• Work to complete:
Give only the number of lines in the records that include the string "Ekonomik".

• Supplied material:
┄┄┄┄┄┄┄┄┄┄

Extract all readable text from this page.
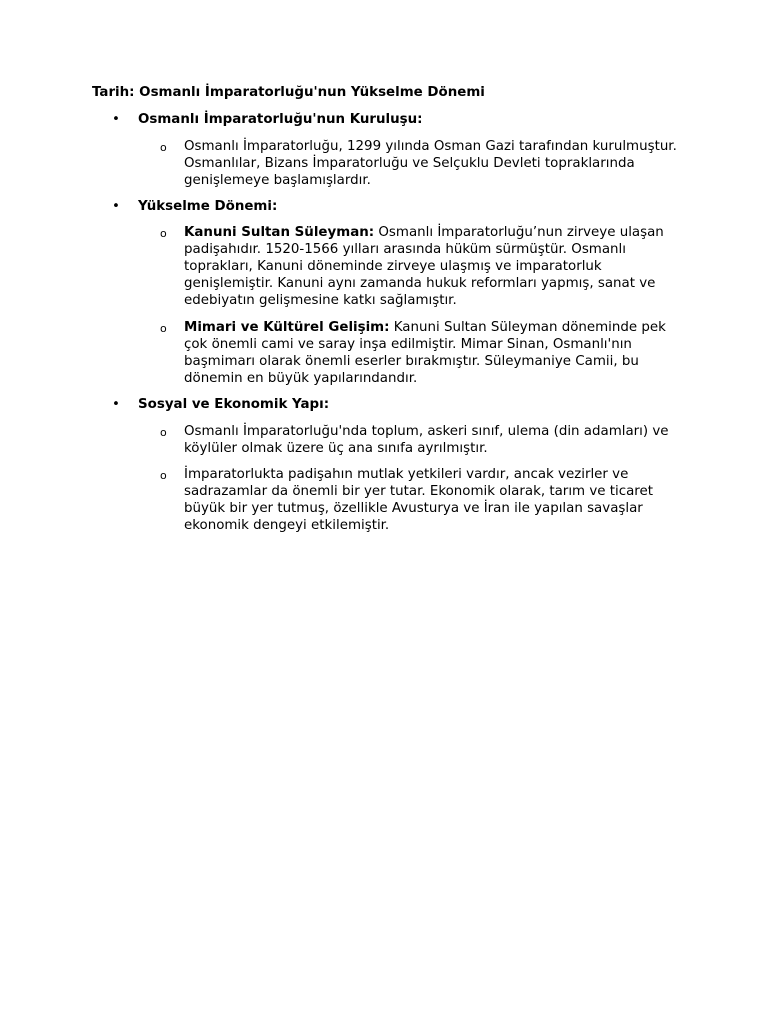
Tarih: Osmanlı İmparatorluğu'nun Yükselme Dönemi
•	Osmanlı İmparatorluğu'nun Kuruluşu:
o Osmanlı İmparatorluğu, 1299 yılında Osman Gazi tarafından kurulmuştur. Osmanlılar, Bizans İmparatorluğu ve Selçuklu Devleti topraklarında genişlemeye başlamışlardır.
•	Yükselme Dönemi:
o Kanuni Sultan Süleyman: Osmanlı İmparatorluğu’nun zirveye ulaşan padişahıdır. 1520-1566 yılları arasında hüküm sürmüştür. Osmanlı toprakları, Kanuni döneminde zirveye ulaşmış ve imparatorluk genişlemiştir. Kanuni aynı zamanda hukuk reformları yapmış, sanat ve edebiyatın gelişmesine katkı sağlamıştır.
o Mimari ve Kültürel Gelişim: Kanuni Sultan Süleyman döneminde pek çok önemli cami ve saray inşa edilmiştir. Mimar Sinan, Osmanlı'nın başmimarı olarak önemli eserler bırakmıştır. Süleymaniye Camii, bu dönemin en büyük yapılarındandır.
•	Sosyal ve Ekonomik Yapı:
o Osmanlı İmparatorluğu'nda toplum, askeri sınıf, ulema (din adamları) ve köylüler olmak üzere üç ana sınıfa ayrılmıştır.
o İmparatorlukta padişahın mutlak yetkileri vardır, ancak vezirler ve sadrazamlar da önemli bir yer tutar. Ekonomik olarak, tarım ve ticaret büyük bir yer tutmuş, özellikle Avusturya ve İran ile yapılan savaşlar ekonomik dengeyi etkilemiştir.
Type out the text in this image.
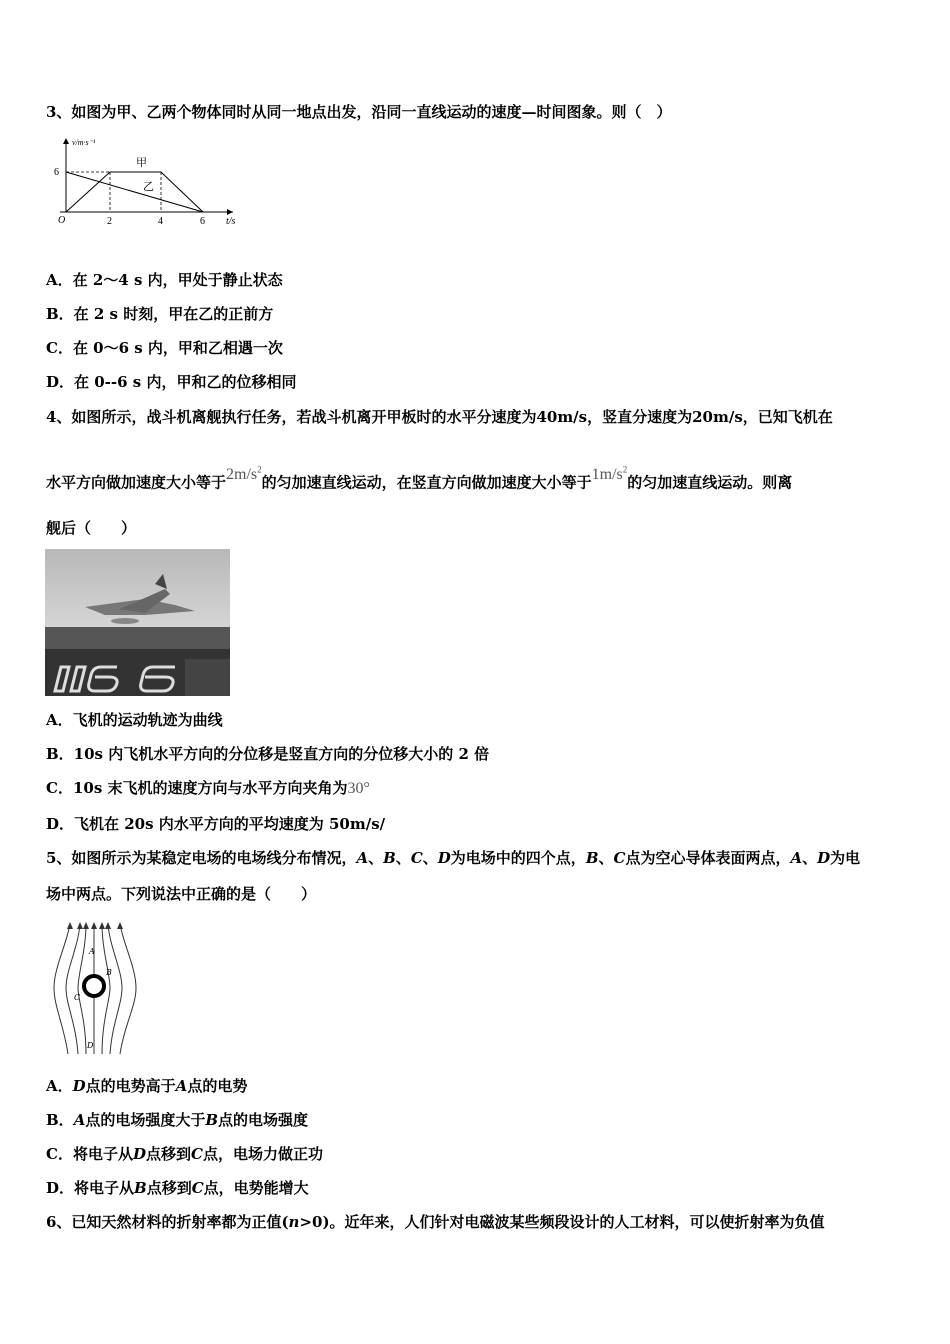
3、如图为甲、乙两个物体同时从同一地点出发，沿同一直线运动的速度—时间图象。则（　）
v/m·s⁻¹
O
6
2	4	6 t/s
甲
乙
A．在 2～4 s 内，甲处于静止状态
B．在 2 s 时刻，甲在乙的正前方
C．在 0～6 s 内，甲和乙相遇一次
D．在 0--6 s 内，甲和乙的位移相同
4、如图所示，战斗机离舰执行任务，若战斗机离开甲板时的水平分速度为40m/s，竖直分速度为20m/s，已知飞机在
水平方向做加速度大小等于$2m/s^2$的匀加速直线运动，在竖直方向做加速度大小等于$1m/s^2$的匀加速直线运动。则离
舰后（　　）
A．飞机的运动轨迹为曲线
B．10s 内飞机水平方向的分位移是竖直方向的分位移大小的 2 倍
C．10s 末飞机的速度方向与水平方向夹角为30°
D．飞机在 20s 内水平方向的平均速度为 50m/s/
5、如图所示为某稳定电场的电场线分布情况，A、B、C、D为电场中的四个点，B、C点为空心导体表面两点，A、D为电
场中两点。下列说法中正确的是（　　）
A
B
C
D
A．D点的电势高于A点的电势
B．A点的电场强度大于B点的电场强度
C．将电子从D点移到C点，电场力做正功
D．将电子从B点移到C点，电势能增大
6、已知天然材料的折射率都为正值(n>0)。近年来，人们针对电磁波某些频段设计的人工材料，可以使折射率为负值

┄┄┄┄┄┄┄┄┄┄

• Task result:
2